┌────────
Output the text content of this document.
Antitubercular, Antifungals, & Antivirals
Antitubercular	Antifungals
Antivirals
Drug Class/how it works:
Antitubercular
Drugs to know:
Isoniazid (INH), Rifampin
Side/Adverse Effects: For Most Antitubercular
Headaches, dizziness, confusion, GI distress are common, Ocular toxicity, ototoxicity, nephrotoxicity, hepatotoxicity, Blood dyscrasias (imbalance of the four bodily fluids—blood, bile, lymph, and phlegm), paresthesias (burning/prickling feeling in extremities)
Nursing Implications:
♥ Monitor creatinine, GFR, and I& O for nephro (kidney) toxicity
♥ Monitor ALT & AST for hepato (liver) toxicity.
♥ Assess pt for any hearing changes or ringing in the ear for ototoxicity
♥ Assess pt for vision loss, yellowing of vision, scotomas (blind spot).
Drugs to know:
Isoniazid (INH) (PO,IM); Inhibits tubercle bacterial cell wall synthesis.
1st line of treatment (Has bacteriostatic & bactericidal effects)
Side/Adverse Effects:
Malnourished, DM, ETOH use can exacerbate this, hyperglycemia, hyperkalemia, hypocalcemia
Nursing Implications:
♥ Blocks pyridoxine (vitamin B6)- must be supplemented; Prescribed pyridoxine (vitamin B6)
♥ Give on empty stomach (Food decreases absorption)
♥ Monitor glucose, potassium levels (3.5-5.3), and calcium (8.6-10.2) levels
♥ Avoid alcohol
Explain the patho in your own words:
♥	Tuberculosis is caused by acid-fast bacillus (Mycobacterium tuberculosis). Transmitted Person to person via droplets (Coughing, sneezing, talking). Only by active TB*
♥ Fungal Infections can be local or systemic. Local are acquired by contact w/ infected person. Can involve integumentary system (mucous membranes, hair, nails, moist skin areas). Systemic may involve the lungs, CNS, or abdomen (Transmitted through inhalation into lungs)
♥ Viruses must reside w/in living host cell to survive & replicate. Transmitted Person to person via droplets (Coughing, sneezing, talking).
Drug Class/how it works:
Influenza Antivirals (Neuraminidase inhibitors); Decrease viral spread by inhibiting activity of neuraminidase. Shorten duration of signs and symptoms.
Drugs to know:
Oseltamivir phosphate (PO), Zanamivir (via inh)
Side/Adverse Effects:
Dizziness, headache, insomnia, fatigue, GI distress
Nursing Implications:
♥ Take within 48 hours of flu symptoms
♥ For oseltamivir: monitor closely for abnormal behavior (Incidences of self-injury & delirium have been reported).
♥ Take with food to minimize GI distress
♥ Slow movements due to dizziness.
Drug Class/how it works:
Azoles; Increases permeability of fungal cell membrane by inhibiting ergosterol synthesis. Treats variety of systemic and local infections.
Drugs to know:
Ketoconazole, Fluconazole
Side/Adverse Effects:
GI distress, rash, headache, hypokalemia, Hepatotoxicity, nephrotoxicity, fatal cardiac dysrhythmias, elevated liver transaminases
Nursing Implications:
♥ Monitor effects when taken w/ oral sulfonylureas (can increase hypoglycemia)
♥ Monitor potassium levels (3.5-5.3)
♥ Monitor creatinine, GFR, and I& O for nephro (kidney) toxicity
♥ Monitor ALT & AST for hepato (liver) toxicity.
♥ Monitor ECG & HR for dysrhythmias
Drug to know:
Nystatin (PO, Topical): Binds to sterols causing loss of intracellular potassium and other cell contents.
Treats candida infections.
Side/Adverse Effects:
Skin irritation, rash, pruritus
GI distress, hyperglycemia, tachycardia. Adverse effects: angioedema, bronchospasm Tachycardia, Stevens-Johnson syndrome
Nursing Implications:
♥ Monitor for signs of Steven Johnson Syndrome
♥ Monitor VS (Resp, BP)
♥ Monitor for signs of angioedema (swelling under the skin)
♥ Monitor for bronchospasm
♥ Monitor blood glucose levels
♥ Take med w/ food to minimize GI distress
└────────
┌────────
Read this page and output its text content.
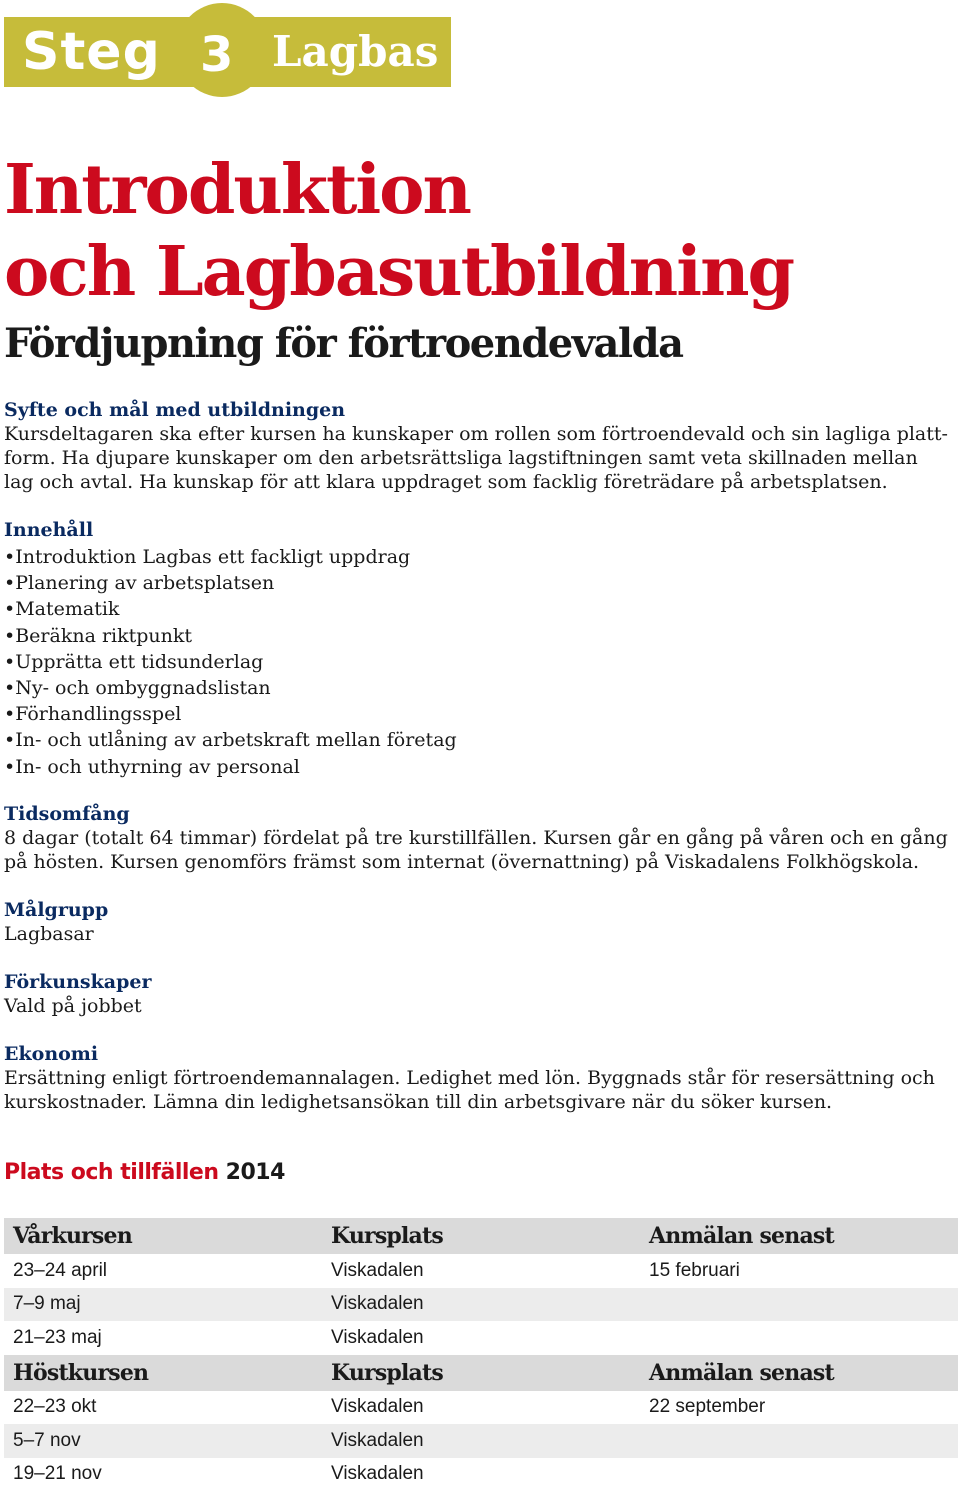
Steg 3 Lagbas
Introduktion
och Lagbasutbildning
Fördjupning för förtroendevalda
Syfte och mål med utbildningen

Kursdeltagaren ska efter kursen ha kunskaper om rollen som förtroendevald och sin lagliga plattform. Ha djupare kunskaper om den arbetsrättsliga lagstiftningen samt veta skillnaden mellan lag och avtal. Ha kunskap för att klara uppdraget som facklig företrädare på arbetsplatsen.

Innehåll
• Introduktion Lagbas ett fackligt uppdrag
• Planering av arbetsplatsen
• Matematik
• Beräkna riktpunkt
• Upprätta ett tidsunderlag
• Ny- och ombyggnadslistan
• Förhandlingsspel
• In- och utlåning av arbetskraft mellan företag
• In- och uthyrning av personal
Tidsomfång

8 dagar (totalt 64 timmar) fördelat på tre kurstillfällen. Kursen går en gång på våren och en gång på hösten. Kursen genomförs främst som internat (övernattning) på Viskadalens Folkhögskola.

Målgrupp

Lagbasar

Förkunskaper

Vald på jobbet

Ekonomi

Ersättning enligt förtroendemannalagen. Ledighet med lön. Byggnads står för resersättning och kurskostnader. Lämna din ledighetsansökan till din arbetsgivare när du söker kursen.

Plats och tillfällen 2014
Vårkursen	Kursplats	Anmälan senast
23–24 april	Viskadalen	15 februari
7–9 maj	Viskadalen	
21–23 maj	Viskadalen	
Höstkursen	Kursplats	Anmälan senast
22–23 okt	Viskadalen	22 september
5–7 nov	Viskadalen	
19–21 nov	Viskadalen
└────────
Nothing but a number belongs in the answer: the tally of lines in the data holding "angioedema".

2